What to do =>
Leave out the pictures and copy everything else in the entries exactly.

____ Supplied material

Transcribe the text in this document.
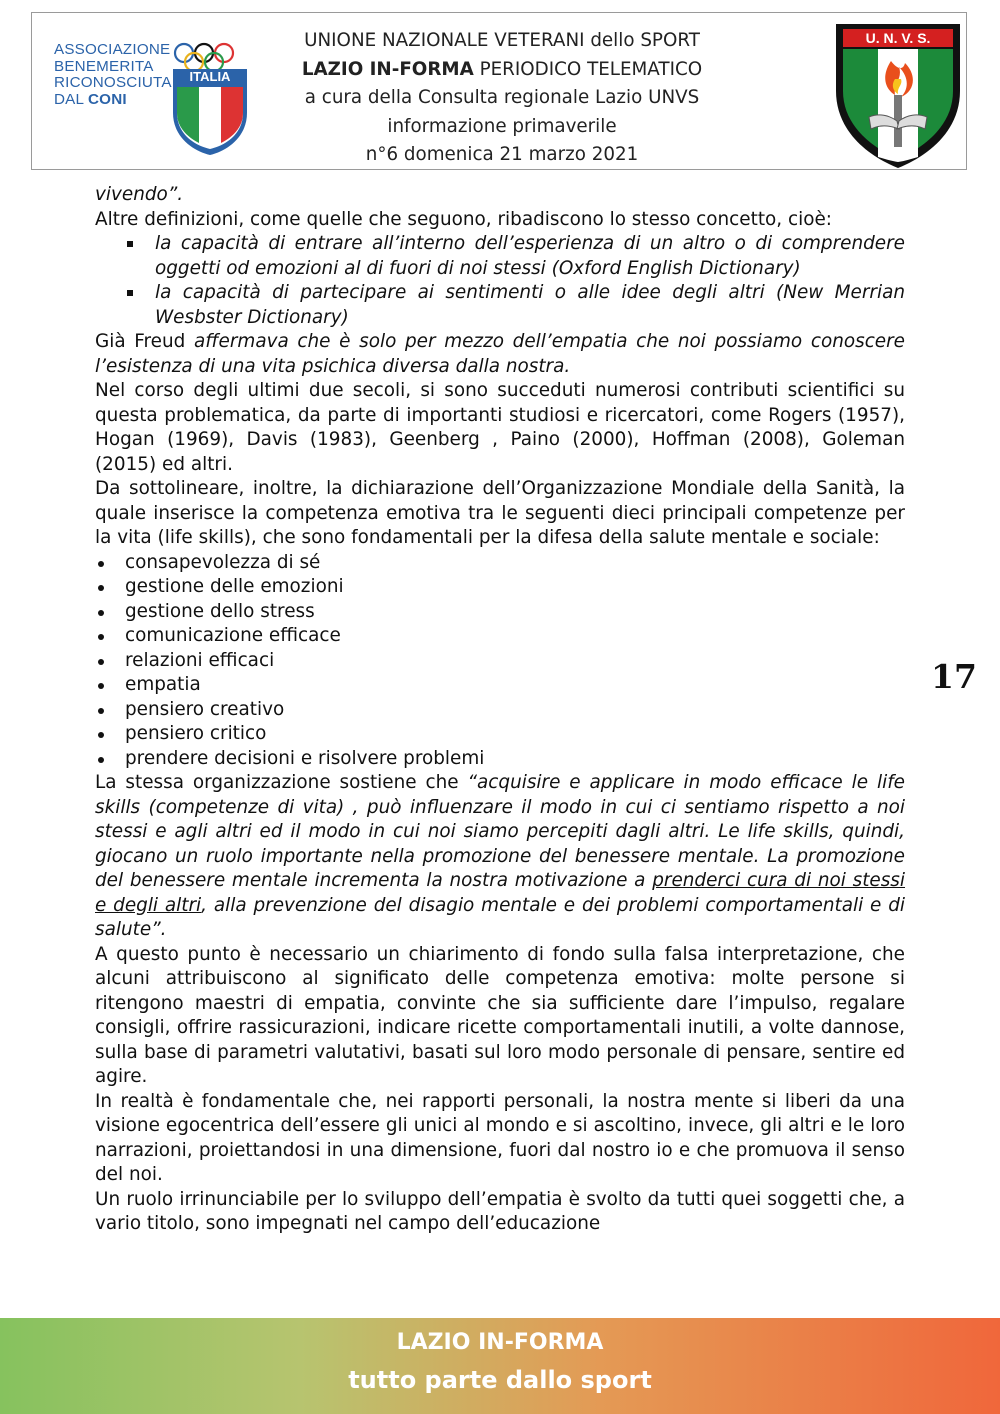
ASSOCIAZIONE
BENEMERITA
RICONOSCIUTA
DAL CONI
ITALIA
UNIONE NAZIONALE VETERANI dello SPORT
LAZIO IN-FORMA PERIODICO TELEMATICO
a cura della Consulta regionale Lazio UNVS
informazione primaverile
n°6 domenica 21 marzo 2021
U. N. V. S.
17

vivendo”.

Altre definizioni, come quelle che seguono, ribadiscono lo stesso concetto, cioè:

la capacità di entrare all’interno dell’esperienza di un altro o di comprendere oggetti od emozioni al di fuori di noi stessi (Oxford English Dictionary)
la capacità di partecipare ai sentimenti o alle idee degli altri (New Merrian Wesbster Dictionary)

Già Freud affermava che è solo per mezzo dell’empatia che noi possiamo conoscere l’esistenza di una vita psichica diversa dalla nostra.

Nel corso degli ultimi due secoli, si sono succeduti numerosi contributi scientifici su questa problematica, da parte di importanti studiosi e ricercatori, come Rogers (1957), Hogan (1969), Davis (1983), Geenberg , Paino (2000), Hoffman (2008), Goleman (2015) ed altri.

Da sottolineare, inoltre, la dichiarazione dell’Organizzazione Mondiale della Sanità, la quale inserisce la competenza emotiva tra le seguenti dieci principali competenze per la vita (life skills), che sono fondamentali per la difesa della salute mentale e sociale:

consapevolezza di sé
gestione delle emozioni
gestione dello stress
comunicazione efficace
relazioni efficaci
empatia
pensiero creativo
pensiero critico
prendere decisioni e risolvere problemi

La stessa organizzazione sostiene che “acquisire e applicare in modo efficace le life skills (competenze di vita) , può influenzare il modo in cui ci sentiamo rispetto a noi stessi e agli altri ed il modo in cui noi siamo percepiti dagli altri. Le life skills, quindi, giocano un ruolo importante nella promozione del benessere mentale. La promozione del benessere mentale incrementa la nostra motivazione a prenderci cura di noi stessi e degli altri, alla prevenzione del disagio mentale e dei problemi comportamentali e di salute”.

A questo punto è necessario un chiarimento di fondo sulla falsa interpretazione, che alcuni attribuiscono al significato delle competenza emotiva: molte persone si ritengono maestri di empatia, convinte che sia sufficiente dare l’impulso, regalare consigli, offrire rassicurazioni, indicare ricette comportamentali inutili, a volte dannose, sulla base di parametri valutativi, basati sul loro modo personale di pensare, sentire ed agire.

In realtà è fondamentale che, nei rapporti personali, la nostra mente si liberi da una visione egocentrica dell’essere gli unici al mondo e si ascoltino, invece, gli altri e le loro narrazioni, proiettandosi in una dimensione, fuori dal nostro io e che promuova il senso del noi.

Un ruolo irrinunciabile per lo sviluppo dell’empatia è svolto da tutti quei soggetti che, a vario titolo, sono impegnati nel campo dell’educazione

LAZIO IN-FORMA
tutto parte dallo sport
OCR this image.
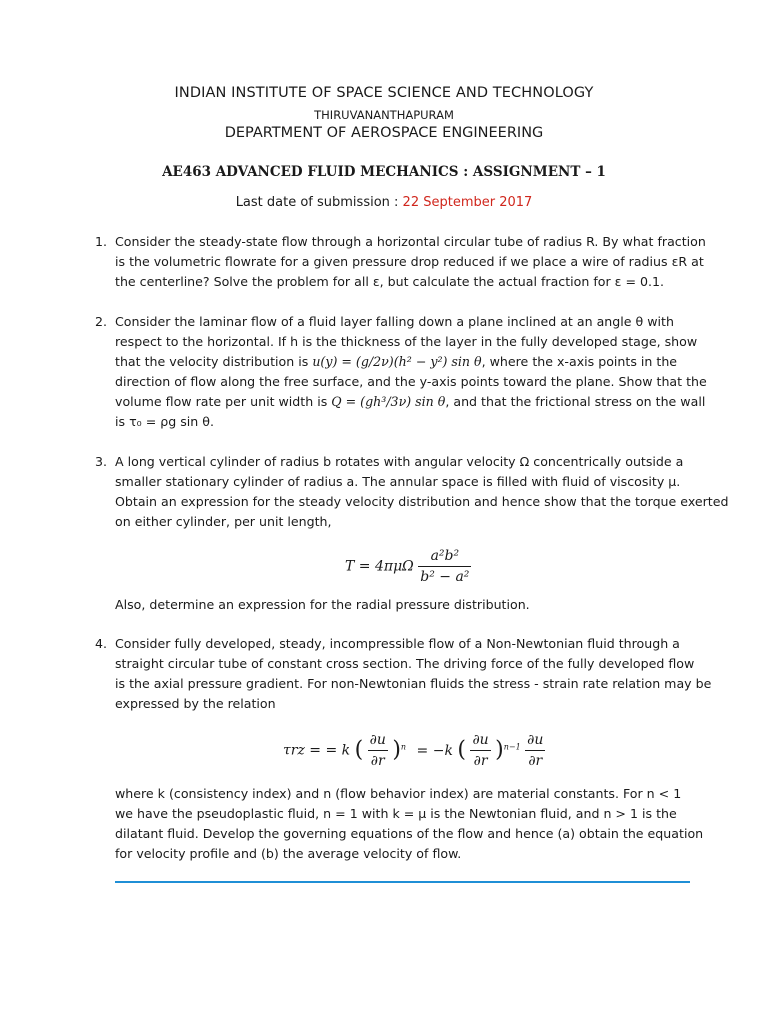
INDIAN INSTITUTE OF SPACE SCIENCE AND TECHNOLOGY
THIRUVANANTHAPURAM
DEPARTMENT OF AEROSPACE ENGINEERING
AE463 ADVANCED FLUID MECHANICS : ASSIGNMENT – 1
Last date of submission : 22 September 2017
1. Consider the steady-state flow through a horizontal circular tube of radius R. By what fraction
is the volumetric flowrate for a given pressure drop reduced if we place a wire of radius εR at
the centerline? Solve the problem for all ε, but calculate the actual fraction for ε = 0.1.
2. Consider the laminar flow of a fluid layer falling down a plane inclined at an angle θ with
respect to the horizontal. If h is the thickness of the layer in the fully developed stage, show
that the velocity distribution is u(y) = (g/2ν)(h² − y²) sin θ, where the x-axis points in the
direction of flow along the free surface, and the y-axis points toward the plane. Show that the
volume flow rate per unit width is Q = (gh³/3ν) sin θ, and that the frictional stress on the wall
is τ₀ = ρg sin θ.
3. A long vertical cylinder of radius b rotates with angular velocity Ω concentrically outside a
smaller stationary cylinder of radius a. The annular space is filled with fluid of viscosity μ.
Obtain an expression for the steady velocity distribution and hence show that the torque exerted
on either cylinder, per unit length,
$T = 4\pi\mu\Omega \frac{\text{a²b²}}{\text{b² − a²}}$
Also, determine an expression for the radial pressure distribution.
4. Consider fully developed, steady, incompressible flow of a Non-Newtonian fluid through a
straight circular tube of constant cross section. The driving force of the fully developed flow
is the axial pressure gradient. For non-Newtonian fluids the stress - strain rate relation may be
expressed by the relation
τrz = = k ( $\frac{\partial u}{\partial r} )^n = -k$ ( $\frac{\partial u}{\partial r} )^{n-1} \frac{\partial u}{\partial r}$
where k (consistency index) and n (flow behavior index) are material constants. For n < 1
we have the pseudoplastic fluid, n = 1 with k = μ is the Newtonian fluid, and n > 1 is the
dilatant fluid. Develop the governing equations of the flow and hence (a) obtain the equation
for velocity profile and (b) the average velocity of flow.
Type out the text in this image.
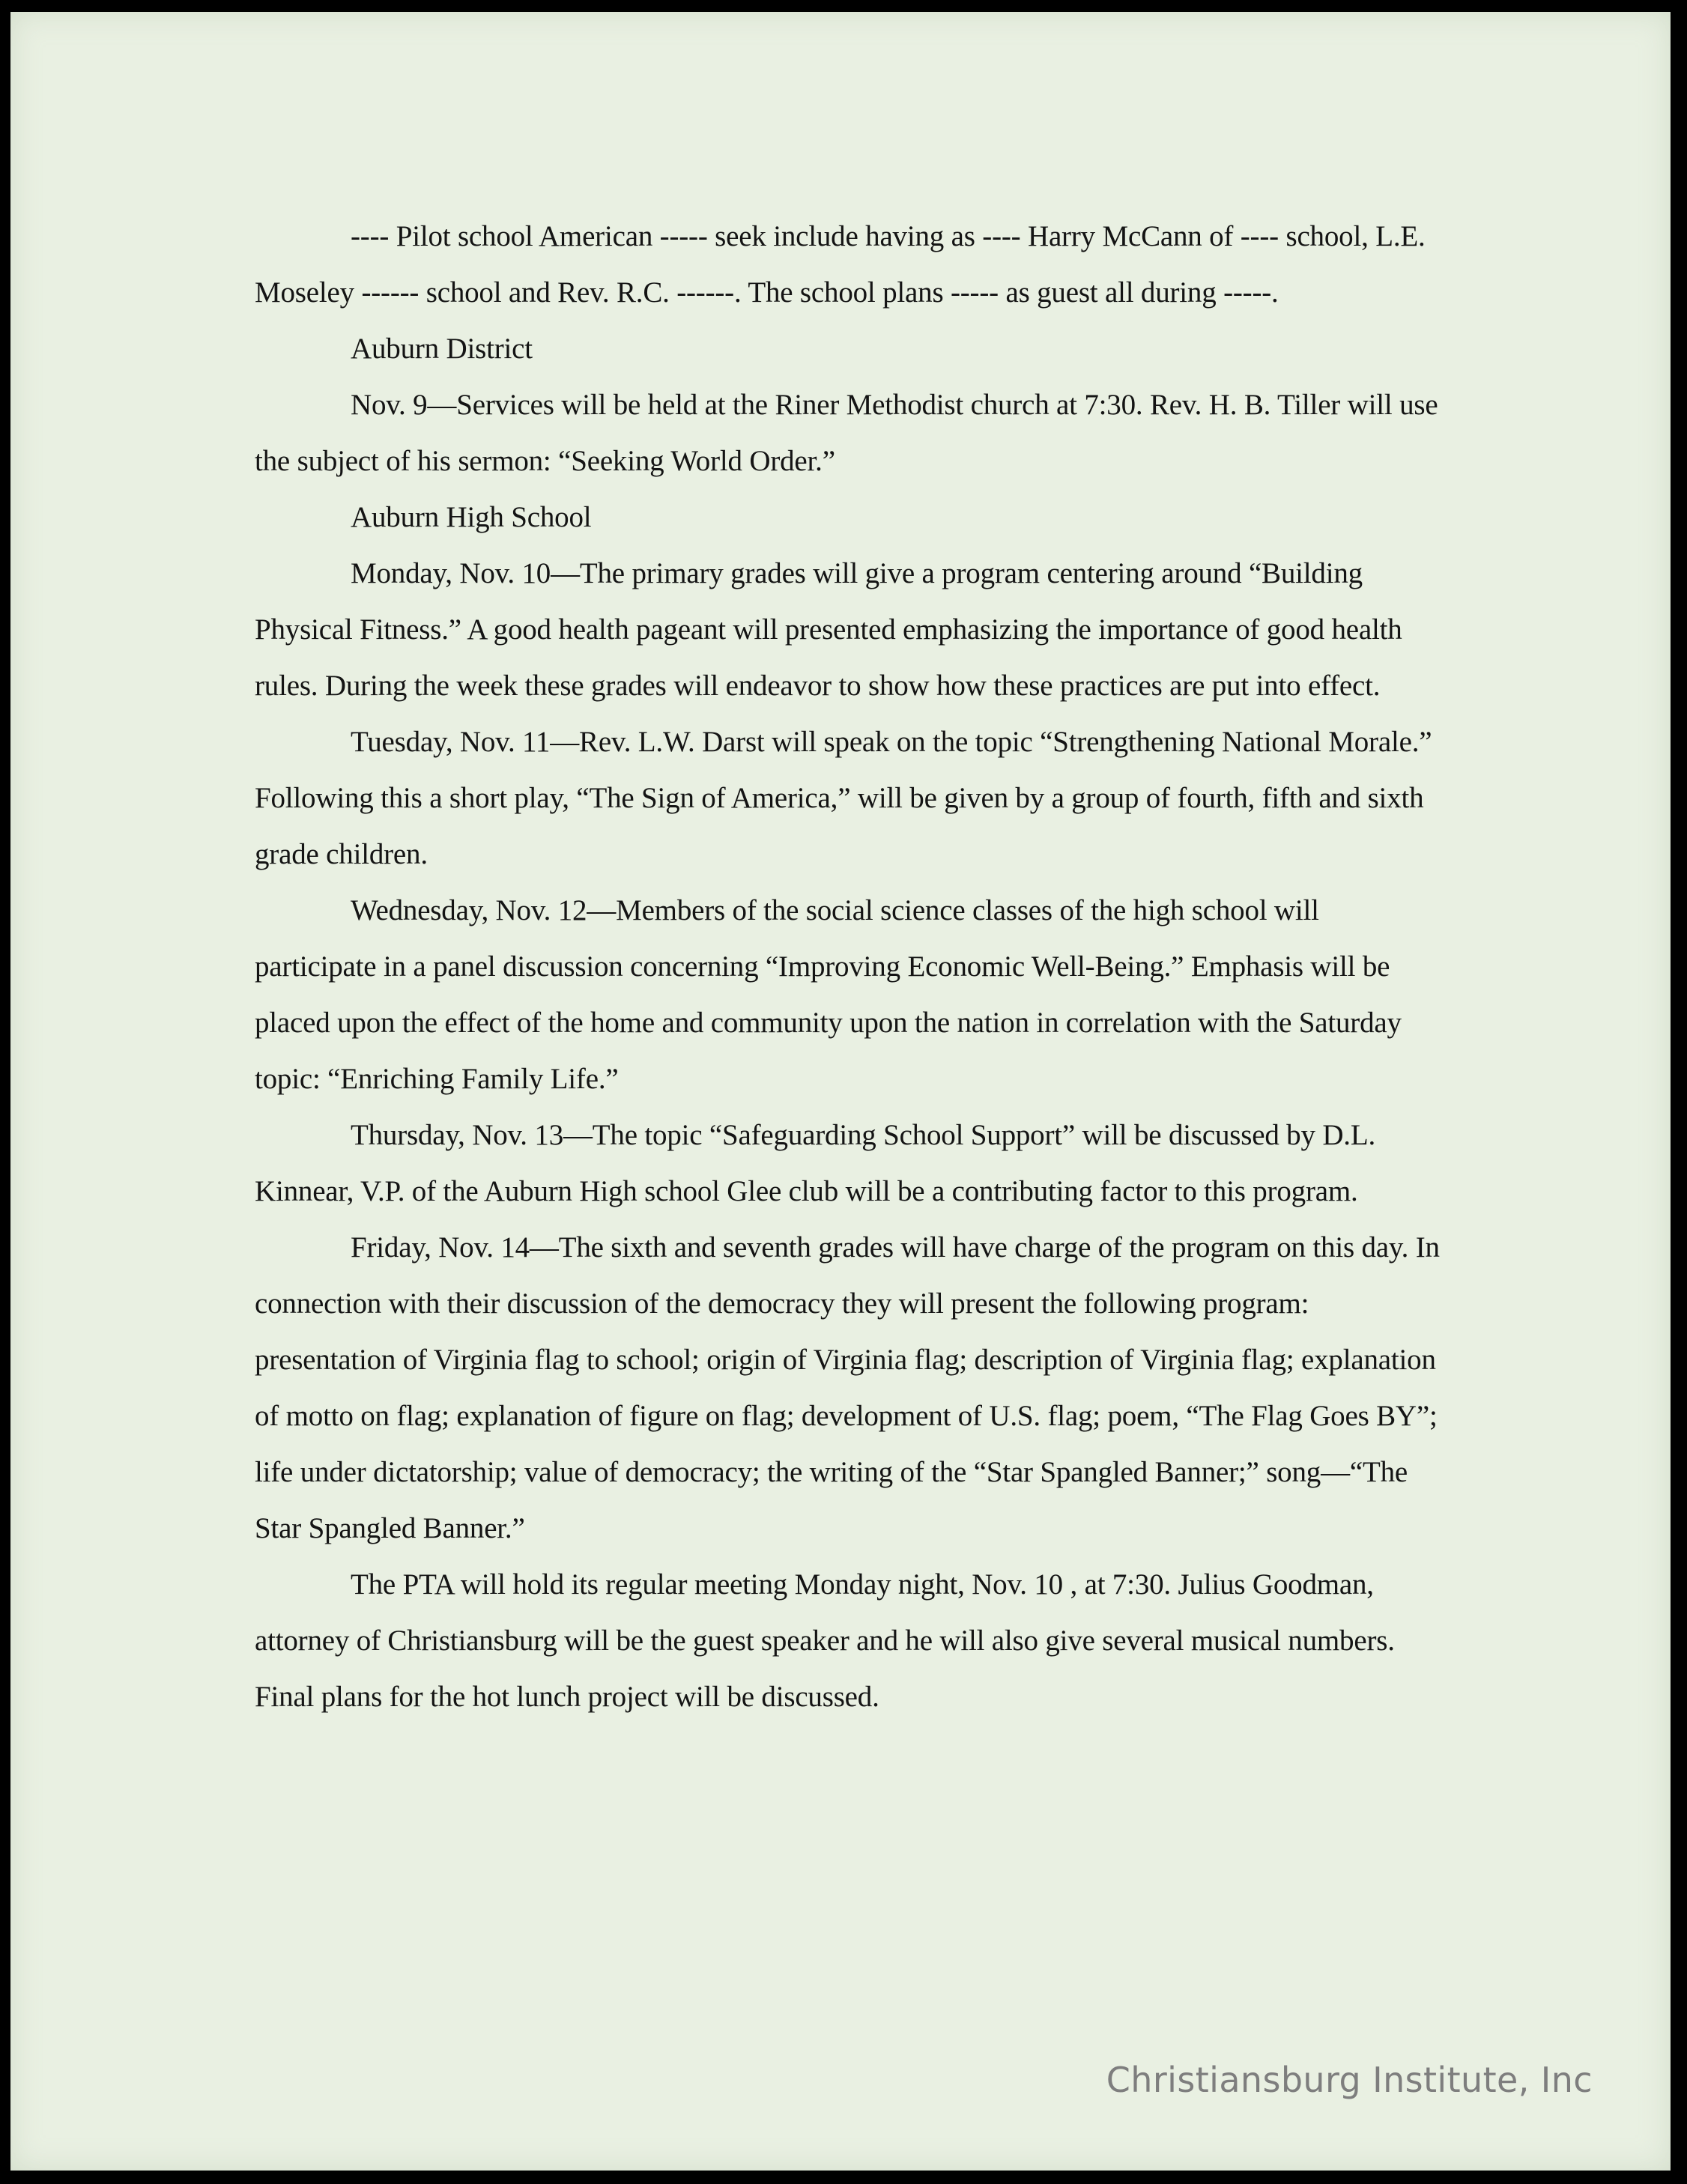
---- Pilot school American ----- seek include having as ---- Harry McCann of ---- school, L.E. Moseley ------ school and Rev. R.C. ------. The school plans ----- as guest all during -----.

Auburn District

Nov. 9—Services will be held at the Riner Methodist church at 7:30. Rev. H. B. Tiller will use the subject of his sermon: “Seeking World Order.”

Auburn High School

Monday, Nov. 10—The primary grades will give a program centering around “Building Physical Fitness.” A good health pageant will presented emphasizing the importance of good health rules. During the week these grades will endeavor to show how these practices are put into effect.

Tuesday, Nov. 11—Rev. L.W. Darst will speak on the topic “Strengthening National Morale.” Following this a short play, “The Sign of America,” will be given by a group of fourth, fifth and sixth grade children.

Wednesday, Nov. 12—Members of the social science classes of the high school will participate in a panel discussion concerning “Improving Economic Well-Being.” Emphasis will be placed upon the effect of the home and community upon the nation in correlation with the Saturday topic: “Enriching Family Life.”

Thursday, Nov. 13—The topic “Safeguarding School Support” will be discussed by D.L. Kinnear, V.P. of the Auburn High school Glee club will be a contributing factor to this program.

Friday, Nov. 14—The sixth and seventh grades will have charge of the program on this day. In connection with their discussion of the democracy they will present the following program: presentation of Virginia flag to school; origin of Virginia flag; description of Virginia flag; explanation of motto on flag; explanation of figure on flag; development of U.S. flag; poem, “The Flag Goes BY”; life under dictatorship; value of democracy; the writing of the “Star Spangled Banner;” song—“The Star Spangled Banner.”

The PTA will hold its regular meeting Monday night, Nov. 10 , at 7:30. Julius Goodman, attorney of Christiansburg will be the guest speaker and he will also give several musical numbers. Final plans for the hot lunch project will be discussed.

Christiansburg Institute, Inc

________

Reply =>
Transcribe the text in this document.
ASSOCIAZIONE
BENEMERITA
RICONOSCIUTA
DAL CONI
ITALIA
UNIONE NAZIONALE VETERANI dello SPORT
LAZIO IN-FORMA PERIODICO TELEMATICO
a cura della Consulta regionale Lazio UNVS
informazione primaverile
n°6 domenica 21 marzo 2021
U. N. V. S.
17

vivendo”.

Altre definizioni, come quelle che seguono, ribadiscono lo stesso concetto, cioè:

la capacità di entrare all’interno dell’esperienza di un altro o di comprendere oggetti od emozioni al di fuori di noi stessi (Oxford English Dictionary)
la capacità di partecipare ai sentimenti o alle idee degli altri (New Merrian Wesbster Dictionary)

Già Freud affermava che è solo per mezzo dell’empatia che noi possiamo conoscere l’esistenza di una vita psichica diversa dalla nostra.

Nel corso degli ultimi due secoli, si sono succeduti numerosi contributi scientifici su questa problematica, da parte di importanti studiosi e ricercatori, come Rogers (1957), Hogan (1969), Davis (1983), Geenberg , Paino (2000), Hoffman (2008), Goleman (2015) ed altri.

Da sottolineare, inoltre, la dichiarazione dell’Organizzazione Mondiale della Sanità, la quale inserisce la competenza emotiva tra le seguenti dieci principali competenze per la vita (life skills), che sono fondamentali per la difesa della salute mentale e sociale:

consapevolezza di sé
gestione delle emozioni
gestione dello stress
comunicazione efficace
relazioni efficaci
empatia
pensiero creativo
pensiero critico
prendere decisioni e risolvere problemi

La stessa organizzazione sostiene che “acquisire e applicare in modo efficace le life skills (competenze di vita) , può influenzare il modo in cui ci sentiamo rispetto a noi stessi e agli altri ed il modo in cui noi siamo percepiti dagli altri. Le life skills, quindi, giocano un ruolo importante nella promozione del benessere mentale. La promozione del benessere mentale incrementa la nostra motivazione a prenderci cura di noi stessi e degli altri, alla prevenzione del disagio mentale e dei problemi comportamentali e di salute”.

A questo punto è necessario un chiarimento di fondo sulla falsa interpretazione, che alcuni attribuiscono al significato delle competenza emotiva: molte persone si ritengono maestri di empatia, convinte che sia sufficiente dare l’impulso, regalare consigli, offrire rassicurazioni, indicare ricette comportamentali inutili, a volte dannose, sulla base di parametri valutativi, basati sul loro modo personale di pensare, sentire ed agire.

In realtà è fondamentale che, nei rapporti personali, la nostra mente si liberi da una visione egocentrica dell’essere gli unici al mondo e si ascoltino, invece, gli altri e le loro narrazioni, proiettandosi in una dimensione, fuori dal nostro io e che promuova il senso del noi.

Un ruolo irrinunciabile per lo sviluppo dell’empatia è svolto da tutti quei soggetti che, a vario titolo, sono impegnati nel campo dell’educazione

LAZIO IN-FORMA
tutto parte dallo sport
OCR this image.
INDIAN INSTITUTE OF SPACE SCIENCE AND TECHNOLOGY
THIRUVANANTHAPURAM
DEPARTMENT OF AEROSPACE ENGINEERING
AE463 ADVANCED FLUID MECHANICS : ASSIGNMENT – 1
Last date of submission : 22 September 2017
1. Consider the steady-state flow through a horizontal circular tube of radius R. By what fraction
is the volumetric flowrate for a given pressure drop reduced if we place a wire of radius εR at
the centerline? Solve the problem for all ε, but calculate the actual fraction for ε = 0.1.
2. Consider the laminar flow of a fluid layer falling down a plane inclined at an angle θ with
respect to the horizontal. If h is the thickness of the layer in the fully developed stage, show
that the velocity distribution is u(y) = (g/2ν)(h² − y²) sin θ, where the x-axis points in the
direction of flow along the free surface, and the y-axis points toward the plane. Show that the
volume flow rate per unit width is Q = (gh³/3ν) sin θ, and that the frictional stress on the wall
is τ₀ = ρg sin θ.
3. A long vertical cylinder of radius b rotates with angular velocity Ω concentrically outside a
smaller stationary cylinder of radius a. The annular space is filled with fluid of viscosity μ.
Obtain an expression for the steady velocity distribution and hence show that the torque exerted
on either cylinder, per unit length,
$T = 4\pi\mu\Omega \frac{\text{a²b²}}{\text{b² − a²}}$
Also, determine an expression for the radial pressure distribution.
4. Consider fully developed, steady, incompressible flow of a Non-Newtonian fluid through a
straight circular tube of constant cross section. The driving force of the fully developed flow
is the axial pressure gradient. For non-Newtonian fluids the stress - strain rate relation may be
expressed by the relation
τrz = = k ( $\frac{\partial u}{\partial r} )^n = -k$ ( $\frac{\partial u}{\partial r} )^{n-1} \frac{\partial u}{\partial r}$
where k (consistency index) and n (flow behavior index) are material constants. For n < 1
we have the pseudoplastic fluid, n = 1 with k = μ is the Newtonian fluid, and n > 1 is the
dilatant fluid. Develop the governing equations of the flow and hence (a) obtain the equation
for velocity profile and (b) the average velocity of flow.
Type out the text in this image.
---- Pilot school American ----- seek include having as ---- Harry McCann of ---- school, L.E. Moseley ------ school and Rev. R.C. ------. The school plans ----- as guest all during -----.

Auburn District

Nov. 9—Services will be held at the Riner Methodist church at 7:30. Rev. H. B. Tiller will use the subject of his sermon: “Seeking World Order.”

Auburn High School

Monday, Nov. 10—The primary grades will give a program centering around “Building Physical Fitness.” A good health pageant will presented emphasizing the importance of good health rules. During the week these grades will endeavor to show how these practices are put into effect.

Tuesday, Nov. 11—Rev. L.W. Darst will speak on the topic “Strengthening National Morale.” Following this a short play, “The Sign of America,” will be given by a group of fourth, fifth and sixth grade children.

Wednesday, Nov. 12—Members of the social science classes of the high school will participate in a panel discussion concerning “Improving Economic Well-Being.” Emphasis will be placed upon the effect of the home and community upon the nation in correlation with the Saturday topic: “Enriching Family Life.”

Thursday, Nov. 13—The topic “Safeguarding School Support” will be discussed by D.L. Kinnear, V.P. of the Auburn High school Glee club will be a contributing factor to this program.

Friday, Nov. 14—The sixth and seventh grades will have charge of the program on this day. In connection with their discussion of the democracy they will present the following program: presentation of Virginia flag to school; origin of Virginia flag; description of Virginia flag; explanation of motto on flag; explanation of figure on flag; development of U.S. flag; poem, “The Flag Goes BY”; life under dictatorship; value of democracy; the writing of the “Star Spangled Banner;” song—“The Star Spangled Banner.”

The PTA will hold its regular meeting Monday night, Nov. 10 , at 7:30. Julius Goodman, attorney of Christiansburg will be the guest speaker and he will also give several musical numbers. Final plans for the hot lunch project will be discussed.

Christiansburg Institute, Inc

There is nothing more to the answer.